Task directions:
Output each entry below as it stands, leaving out every picture.
+ + + +
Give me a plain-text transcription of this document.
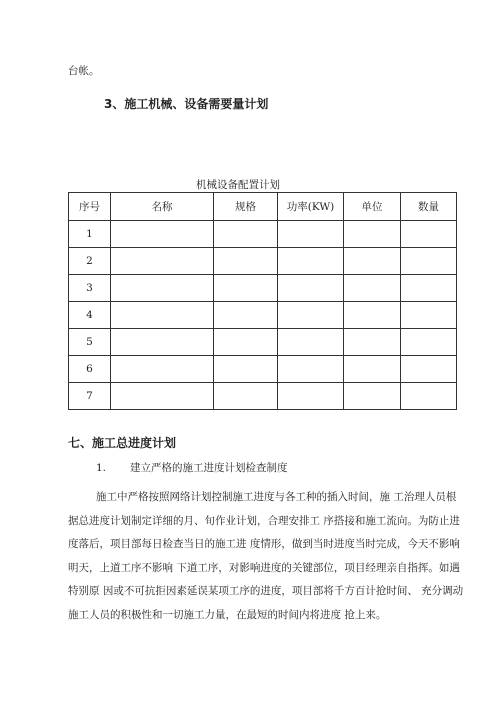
台帐。
3、施工机械、设备需要量计划
机械设备配置计划
序号	名称	规格	功率(KW)	单位	数量
1					
2					
3					
4					
5					
6					
7					
七、施工总进度计划
1. 建立严格的施工进度计划检查制度
施工中严格按照网络计划控制施工进度与各工种的插入时间，施 工治理人员根
据总进度计划制定详细的月、旬作业计划，合理安排工 序搭接和施工流向。为防止进
度落后，项目部每日检查当日的施工进 度情形，做到当时进度当时完成，今天不影响
明天，上道工序不影响 下道工序，对影响进度的关键部位，项目经理亲自指挥。如遇
特别原 因或不可抗拒因素延误某项工序的进度，项目部将千方百计抢时间、 充分调动
施工人员的积极性和一切施工力量，在最短的时间内将进度 抢上来。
+ + + +
Right answer:
Give me a plain-text transcription of this document.
台帐。
3、施工机械、设备需要量计划
机械设备配置计划
序号	名称	规格	功率(KW)	单位	数量
1					
2					
3					
4					
5					
6					
7					
七、施工总进度计划
1. 建立严格的施工进度计划检查制度
施工中严格按照网络计划控制施工进度与各工种的插入时间，施 工治理人员根
据总进度计划制定详细的月、旬作业计划，合理安排工 序搭接和施工流向。为防止进
度落后，项目部每日检查当日的施工进 度情形，做到当时进度当时完成，今天不影响
明天，上道工序不影响 下道工序，对影响进度的关键部位，项目经理亲自指挥。如遇
特别原 因或不可抗拒因素延误某项工序的进度，项目部将千方百计抢时间、 充分调动
施工人员的积极性和一切施工力量，在最短的时间内将进度 抢上来。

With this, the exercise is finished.